***** Supplied data *****

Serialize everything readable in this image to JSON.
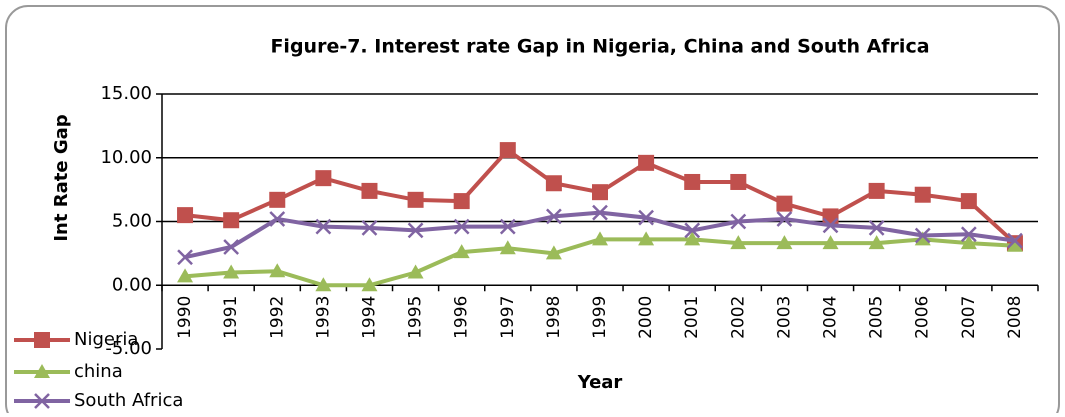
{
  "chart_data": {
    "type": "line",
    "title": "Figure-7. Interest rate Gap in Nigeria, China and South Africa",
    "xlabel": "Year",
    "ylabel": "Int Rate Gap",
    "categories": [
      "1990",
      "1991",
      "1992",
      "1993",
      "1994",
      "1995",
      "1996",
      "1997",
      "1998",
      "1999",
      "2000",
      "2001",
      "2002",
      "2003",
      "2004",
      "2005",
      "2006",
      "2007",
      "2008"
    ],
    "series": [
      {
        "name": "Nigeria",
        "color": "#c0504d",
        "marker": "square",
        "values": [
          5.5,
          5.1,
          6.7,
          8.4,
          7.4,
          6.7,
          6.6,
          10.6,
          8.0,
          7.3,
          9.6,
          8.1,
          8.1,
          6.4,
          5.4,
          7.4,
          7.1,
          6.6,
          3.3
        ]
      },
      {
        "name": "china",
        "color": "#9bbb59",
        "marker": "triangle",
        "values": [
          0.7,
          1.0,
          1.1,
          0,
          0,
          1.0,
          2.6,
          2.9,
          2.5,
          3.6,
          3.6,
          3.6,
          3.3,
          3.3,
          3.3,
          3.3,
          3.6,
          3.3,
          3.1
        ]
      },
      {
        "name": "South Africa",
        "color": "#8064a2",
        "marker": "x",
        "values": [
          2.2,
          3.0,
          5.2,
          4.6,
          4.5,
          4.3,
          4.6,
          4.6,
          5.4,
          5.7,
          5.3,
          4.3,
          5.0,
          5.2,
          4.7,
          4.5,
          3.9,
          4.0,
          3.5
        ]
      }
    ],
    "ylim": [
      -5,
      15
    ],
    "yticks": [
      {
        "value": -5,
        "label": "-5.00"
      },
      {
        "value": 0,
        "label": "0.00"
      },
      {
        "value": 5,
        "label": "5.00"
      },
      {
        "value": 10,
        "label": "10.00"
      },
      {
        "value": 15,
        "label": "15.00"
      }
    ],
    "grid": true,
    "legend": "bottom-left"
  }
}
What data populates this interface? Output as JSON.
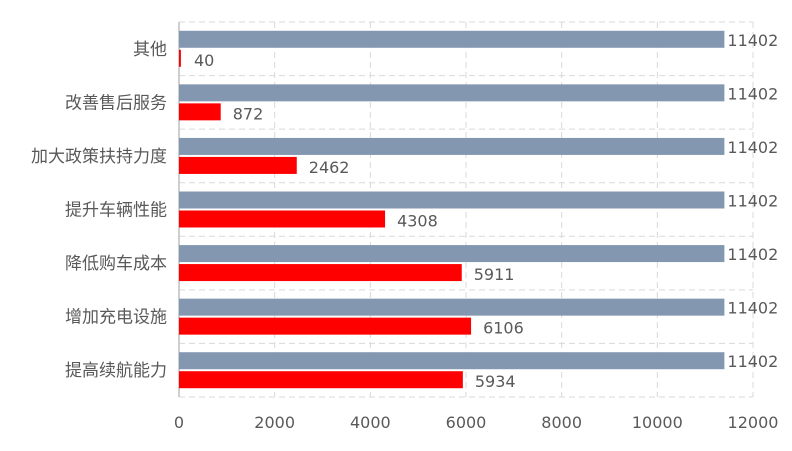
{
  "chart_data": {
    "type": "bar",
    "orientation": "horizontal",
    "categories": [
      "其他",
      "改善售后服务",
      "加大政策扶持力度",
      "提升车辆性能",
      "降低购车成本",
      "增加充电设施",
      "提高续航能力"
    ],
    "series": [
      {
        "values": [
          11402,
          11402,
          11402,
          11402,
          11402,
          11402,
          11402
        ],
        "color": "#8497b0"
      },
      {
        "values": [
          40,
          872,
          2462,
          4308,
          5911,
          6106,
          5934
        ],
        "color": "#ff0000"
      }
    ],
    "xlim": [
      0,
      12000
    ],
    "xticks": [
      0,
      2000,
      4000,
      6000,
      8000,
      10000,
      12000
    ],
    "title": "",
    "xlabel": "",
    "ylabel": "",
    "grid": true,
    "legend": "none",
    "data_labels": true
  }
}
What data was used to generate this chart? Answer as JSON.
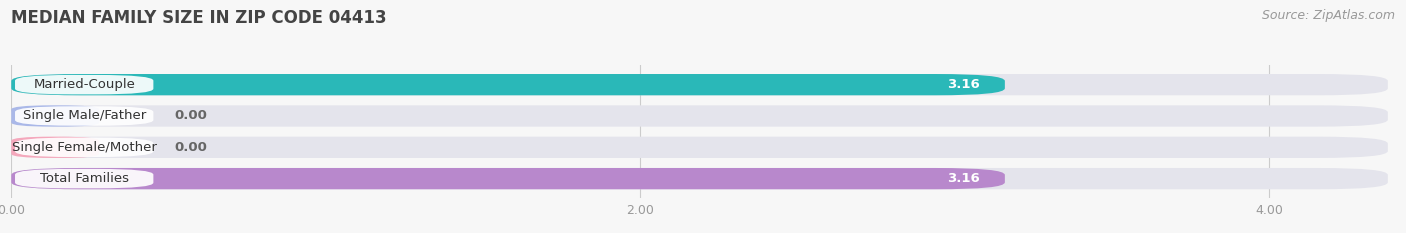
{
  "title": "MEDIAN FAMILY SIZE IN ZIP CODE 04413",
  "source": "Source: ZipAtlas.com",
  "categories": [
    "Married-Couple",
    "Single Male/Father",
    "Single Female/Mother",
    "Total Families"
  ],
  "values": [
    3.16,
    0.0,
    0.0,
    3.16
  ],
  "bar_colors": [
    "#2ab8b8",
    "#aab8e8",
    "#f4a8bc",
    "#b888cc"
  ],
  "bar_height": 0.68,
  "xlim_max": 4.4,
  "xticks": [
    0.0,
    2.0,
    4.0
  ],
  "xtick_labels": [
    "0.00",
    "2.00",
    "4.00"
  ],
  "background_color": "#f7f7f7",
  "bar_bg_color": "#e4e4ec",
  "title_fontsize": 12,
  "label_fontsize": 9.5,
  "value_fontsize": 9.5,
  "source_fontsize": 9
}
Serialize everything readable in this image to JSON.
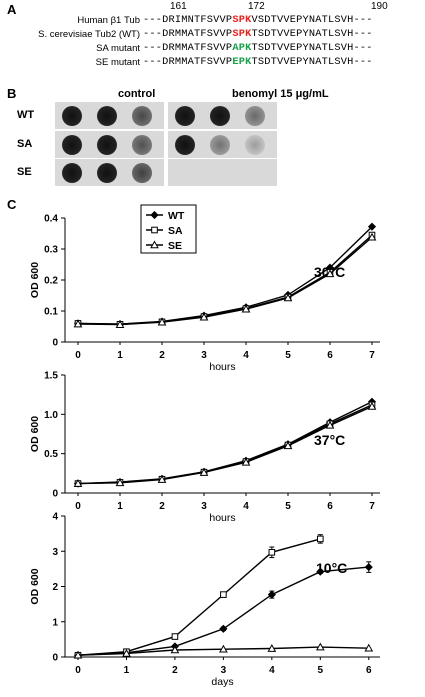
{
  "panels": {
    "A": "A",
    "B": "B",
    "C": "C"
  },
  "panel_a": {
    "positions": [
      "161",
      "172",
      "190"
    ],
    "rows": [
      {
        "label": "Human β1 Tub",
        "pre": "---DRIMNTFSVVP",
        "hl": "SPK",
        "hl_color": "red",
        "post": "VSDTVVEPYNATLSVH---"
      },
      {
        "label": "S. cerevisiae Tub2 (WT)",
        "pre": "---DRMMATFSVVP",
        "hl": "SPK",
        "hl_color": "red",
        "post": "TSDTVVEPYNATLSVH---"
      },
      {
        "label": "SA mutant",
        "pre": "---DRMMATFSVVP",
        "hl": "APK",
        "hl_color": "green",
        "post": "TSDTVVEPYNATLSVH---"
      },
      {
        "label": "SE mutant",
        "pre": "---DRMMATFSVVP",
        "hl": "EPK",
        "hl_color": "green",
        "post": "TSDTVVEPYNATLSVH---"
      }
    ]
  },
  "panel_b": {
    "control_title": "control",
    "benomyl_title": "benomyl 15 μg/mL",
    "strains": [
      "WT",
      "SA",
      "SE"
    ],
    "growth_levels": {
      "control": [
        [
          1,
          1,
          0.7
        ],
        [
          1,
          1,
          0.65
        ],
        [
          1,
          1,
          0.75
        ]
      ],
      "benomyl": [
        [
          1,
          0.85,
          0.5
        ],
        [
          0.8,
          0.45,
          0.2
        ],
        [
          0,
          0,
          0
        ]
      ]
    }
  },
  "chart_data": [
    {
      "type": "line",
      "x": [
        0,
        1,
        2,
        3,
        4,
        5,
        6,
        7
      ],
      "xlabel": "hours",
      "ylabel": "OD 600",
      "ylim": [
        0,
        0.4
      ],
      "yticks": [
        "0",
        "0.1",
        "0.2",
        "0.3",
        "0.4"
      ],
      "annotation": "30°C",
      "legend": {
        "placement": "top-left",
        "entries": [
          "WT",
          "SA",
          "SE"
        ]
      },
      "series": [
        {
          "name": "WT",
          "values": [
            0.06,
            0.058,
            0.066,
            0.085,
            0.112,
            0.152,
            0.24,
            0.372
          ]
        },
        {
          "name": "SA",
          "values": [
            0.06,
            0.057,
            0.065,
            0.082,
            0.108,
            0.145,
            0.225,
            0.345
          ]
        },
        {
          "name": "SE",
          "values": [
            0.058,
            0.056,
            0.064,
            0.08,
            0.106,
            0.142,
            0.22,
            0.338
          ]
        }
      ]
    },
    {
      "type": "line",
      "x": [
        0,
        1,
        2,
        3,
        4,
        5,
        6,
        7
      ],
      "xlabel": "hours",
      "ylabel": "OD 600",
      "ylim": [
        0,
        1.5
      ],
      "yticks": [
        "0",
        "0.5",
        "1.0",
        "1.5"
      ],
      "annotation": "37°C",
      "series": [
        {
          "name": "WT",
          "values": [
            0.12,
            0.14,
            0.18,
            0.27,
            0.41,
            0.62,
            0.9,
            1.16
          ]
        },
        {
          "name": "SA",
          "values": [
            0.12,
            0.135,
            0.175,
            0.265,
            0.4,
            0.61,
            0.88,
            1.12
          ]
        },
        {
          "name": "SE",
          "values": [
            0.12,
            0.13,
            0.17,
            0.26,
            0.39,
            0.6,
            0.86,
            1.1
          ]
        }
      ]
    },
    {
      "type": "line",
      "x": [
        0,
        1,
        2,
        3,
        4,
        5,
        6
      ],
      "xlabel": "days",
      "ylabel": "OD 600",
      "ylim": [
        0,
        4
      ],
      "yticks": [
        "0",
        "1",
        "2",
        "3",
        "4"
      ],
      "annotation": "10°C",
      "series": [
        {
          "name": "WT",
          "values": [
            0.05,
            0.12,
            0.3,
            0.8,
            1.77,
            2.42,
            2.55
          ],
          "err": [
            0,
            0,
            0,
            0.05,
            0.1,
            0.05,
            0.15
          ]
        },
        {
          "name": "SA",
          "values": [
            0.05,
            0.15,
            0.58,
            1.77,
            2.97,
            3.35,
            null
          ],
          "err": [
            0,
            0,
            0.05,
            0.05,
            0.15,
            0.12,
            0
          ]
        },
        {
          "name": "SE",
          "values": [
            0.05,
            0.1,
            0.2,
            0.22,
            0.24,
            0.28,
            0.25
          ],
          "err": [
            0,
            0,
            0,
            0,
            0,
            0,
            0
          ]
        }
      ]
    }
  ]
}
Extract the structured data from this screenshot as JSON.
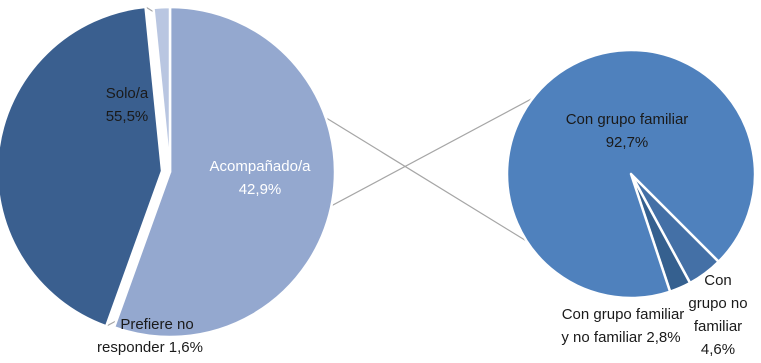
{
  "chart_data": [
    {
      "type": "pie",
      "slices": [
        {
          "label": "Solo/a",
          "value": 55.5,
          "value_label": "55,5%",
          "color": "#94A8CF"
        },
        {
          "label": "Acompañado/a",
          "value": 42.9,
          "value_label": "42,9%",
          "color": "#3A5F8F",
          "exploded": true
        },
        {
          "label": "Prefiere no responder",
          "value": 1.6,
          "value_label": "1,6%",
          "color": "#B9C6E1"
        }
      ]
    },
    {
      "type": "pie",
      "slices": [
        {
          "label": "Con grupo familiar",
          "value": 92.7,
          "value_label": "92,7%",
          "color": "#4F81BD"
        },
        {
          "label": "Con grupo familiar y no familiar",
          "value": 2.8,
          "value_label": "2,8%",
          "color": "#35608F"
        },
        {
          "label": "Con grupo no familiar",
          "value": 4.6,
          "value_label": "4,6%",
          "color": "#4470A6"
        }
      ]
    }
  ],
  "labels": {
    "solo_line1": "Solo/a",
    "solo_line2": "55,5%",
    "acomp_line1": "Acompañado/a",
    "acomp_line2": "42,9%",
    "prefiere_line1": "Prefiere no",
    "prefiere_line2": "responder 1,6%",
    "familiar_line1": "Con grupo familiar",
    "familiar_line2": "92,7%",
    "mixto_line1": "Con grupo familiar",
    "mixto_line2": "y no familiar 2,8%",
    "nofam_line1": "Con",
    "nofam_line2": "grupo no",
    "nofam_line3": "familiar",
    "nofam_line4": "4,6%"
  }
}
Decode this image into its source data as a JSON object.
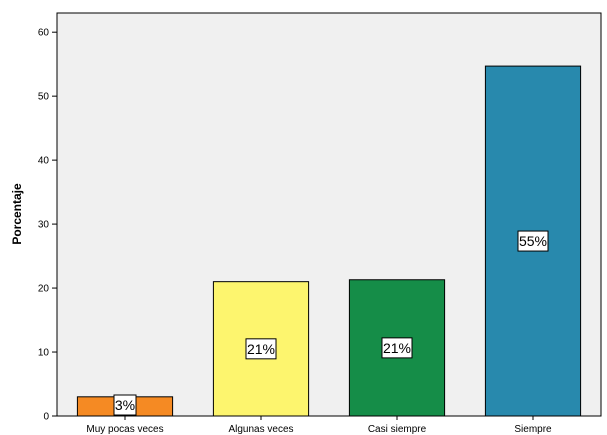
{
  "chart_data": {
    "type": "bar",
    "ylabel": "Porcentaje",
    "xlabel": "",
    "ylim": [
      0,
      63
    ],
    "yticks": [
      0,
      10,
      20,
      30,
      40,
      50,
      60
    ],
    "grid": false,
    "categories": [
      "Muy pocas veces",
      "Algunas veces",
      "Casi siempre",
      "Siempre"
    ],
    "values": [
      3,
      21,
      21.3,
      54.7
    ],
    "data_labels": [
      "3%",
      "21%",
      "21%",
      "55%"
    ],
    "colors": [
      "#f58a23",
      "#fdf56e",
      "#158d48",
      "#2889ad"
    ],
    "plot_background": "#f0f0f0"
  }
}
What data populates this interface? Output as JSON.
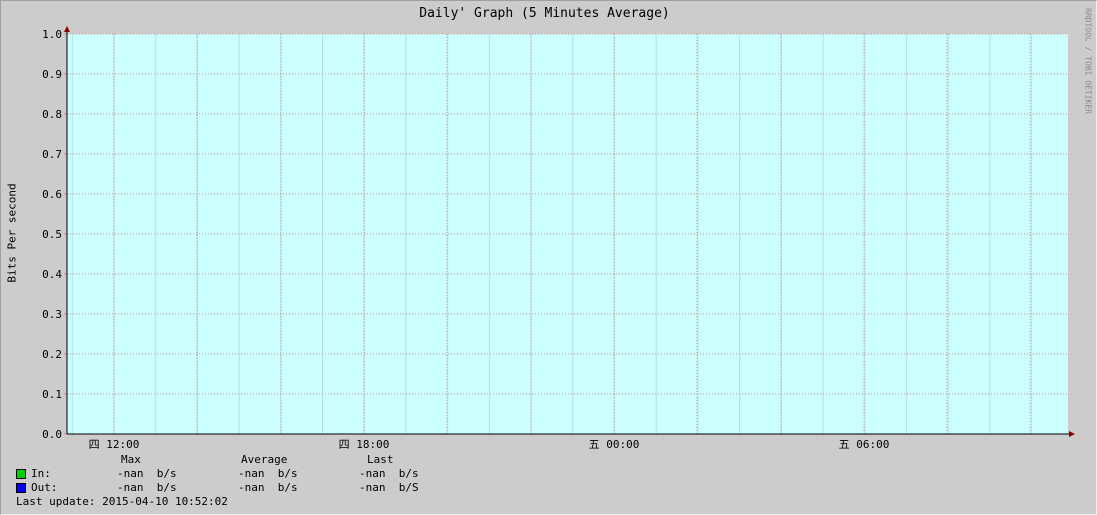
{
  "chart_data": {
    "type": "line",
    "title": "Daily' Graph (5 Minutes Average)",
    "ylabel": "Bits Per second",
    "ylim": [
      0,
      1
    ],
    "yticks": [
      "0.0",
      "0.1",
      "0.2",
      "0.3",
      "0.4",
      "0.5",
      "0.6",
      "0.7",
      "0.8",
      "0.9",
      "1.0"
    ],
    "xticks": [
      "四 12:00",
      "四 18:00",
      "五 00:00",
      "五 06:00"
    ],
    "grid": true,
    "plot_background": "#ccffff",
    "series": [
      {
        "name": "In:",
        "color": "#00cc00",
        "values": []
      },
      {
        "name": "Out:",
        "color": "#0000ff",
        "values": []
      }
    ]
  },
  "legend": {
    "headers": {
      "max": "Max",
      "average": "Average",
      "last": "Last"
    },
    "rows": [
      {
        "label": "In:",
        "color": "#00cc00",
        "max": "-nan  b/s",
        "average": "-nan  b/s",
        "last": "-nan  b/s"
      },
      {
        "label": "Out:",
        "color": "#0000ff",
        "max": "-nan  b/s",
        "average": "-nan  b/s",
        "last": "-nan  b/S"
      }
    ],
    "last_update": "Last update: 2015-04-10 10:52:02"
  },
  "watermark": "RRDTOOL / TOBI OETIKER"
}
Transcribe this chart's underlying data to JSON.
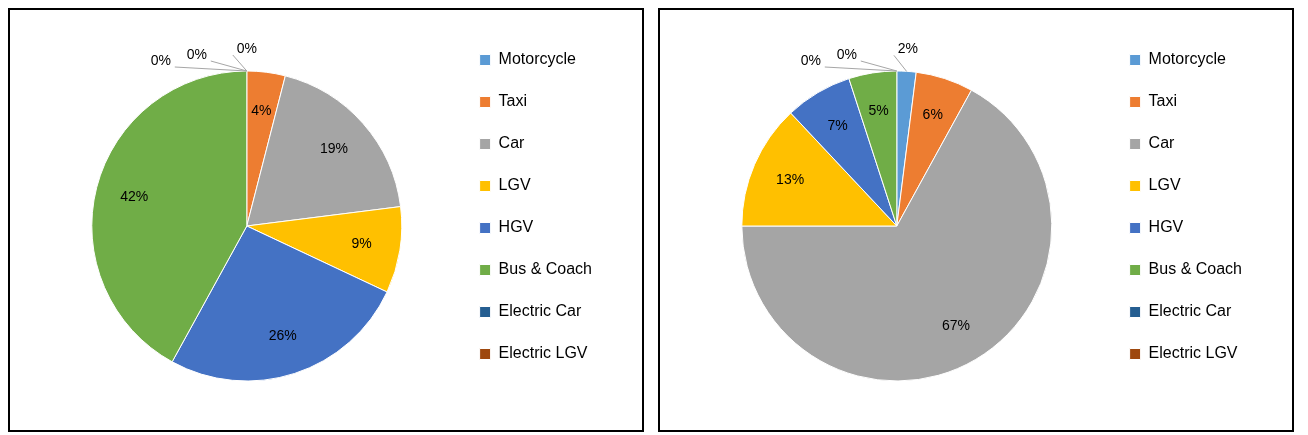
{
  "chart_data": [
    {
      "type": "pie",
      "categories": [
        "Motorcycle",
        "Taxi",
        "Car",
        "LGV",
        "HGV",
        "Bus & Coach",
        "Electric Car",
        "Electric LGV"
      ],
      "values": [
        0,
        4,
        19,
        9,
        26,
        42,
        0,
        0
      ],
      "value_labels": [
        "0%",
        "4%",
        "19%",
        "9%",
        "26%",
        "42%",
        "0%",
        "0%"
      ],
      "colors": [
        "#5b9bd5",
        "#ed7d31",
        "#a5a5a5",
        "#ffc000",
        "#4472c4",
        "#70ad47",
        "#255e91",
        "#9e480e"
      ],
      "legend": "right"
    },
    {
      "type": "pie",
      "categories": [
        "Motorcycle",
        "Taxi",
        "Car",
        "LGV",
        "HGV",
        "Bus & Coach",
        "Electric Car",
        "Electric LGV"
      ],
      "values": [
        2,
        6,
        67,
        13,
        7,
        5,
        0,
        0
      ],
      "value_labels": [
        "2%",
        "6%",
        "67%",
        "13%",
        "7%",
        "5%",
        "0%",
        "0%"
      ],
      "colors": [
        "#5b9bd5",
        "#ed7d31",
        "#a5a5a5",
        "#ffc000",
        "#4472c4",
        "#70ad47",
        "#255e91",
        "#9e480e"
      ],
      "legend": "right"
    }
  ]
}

*****

**Task requirements**
From the entries above, extract every line where the word "ylabel" appears.

**Answer for the task**
    "ylabel": "Int Rate Gap",
    "ylabel": "",
      "ylabel": "OD 600",
      "ylabel": "OD 600",
      "ylabel": "OD 600",
    "ylabel": "Porcentaje",
    "ylabel": "Bits Per second",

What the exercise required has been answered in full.